-- WORK TO DO --
Find every line with the word "text". Copy those lines.

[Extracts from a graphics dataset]
::::::::::

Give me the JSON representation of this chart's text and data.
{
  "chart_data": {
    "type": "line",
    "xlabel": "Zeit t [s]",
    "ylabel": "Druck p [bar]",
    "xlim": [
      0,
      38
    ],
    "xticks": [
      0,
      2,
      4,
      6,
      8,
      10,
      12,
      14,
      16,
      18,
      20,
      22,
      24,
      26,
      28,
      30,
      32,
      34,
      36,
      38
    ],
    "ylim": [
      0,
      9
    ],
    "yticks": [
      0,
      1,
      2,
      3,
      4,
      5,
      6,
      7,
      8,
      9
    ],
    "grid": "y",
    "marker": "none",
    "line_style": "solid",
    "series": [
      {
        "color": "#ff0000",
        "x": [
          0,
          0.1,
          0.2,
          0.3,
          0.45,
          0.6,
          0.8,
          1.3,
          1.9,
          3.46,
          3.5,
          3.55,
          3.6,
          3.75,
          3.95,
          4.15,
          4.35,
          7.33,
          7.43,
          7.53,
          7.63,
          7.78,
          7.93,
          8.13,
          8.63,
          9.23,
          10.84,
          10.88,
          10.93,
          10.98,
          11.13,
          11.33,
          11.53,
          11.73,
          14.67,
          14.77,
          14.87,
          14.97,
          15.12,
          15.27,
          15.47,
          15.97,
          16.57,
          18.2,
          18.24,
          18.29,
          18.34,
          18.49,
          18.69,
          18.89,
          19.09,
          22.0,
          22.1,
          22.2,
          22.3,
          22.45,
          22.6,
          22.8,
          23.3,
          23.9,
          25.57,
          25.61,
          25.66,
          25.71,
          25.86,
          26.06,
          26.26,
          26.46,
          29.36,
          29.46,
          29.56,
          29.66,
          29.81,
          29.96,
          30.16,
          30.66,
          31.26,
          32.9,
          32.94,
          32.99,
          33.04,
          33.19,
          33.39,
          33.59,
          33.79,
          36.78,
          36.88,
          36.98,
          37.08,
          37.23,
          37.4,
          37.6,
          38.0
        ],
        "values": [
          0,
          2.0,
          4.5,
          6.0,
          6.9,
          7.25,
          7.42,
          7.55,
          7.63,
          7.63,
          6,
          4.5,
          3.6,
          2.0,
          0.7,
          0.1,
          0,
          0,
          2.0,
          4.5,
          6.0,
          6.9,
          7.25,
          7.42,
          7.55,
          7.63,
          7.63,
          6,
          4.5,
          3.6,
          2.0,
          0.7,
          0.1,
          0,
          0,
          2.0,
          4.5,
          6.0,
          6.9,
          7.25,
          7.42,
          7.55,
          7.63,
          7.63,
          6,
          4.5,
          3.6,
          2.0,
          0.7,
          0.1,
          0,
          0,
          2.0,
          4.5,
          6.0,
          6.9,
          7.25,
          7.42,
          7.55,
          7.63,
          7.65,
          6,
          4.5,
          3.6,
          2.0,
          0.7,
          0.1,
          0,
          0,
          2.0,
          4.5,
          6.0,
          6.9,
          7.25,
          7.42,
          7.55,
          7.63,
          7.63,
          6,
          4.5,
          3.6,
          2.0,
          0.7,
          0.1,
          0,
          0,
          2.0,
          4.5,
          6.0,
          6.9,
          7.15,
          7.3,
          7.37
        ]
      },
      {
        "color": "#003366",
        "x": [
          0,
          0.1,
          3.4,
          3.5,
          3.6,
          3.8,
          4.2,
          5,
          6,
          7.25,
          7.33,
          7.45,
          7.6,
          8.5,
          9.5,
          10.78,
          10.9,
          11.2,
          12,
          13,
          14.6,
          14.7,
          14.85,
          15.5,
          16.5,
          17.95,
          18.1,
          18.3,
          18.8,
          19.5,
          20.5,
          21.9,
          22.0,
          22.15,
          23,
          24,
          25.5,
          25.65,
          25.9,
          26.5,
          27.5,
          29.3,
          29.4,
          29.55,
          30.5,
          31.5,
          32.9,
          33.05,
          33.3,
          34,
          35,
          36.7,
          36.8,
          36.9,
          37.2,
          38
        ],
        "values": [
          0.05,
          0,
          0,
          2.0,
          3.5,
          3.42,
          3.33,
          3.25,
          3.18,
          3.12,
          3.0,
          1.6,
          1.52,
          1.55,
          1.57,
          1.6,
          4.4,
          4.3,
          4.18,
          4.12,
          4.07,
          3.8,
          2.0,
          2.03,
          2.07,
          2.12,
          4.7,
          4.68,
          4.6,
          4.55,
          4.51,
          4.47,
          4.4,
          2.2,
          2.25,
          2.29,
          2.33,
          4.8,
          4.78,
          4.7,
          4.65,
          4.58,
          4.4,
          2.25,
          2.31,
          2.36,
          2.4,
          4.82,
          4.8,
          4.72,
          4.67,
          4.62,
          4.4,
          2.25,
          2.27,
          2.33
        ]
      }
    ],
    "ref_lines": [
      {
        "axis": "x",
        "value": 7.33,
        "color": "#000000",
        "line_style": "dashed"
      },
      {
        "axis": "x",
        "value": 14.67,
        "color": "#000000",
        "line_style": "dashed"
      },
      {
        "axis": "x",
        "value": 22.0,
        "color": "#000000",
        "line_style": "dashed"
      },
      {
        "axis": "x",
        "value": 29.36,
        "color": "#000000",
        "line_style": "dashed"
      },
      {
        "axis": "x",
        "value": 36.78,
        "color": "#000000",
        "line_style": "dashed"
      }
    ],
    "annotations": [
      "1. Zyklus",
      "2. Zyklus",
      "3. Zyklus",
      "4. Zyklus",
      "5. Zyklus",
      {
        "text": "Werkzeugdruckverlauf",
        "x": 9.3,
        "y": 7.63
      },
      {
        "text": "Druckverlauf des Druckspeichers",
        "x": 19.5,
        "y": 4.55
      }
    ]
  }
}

::::::::::

-- TASK OUTPUT --
Give me the JSON representation of this chart's text and data.
        "text": "Werkzeugdruckverlauf",
        "text": "Druckverlauf des Druckspeichers",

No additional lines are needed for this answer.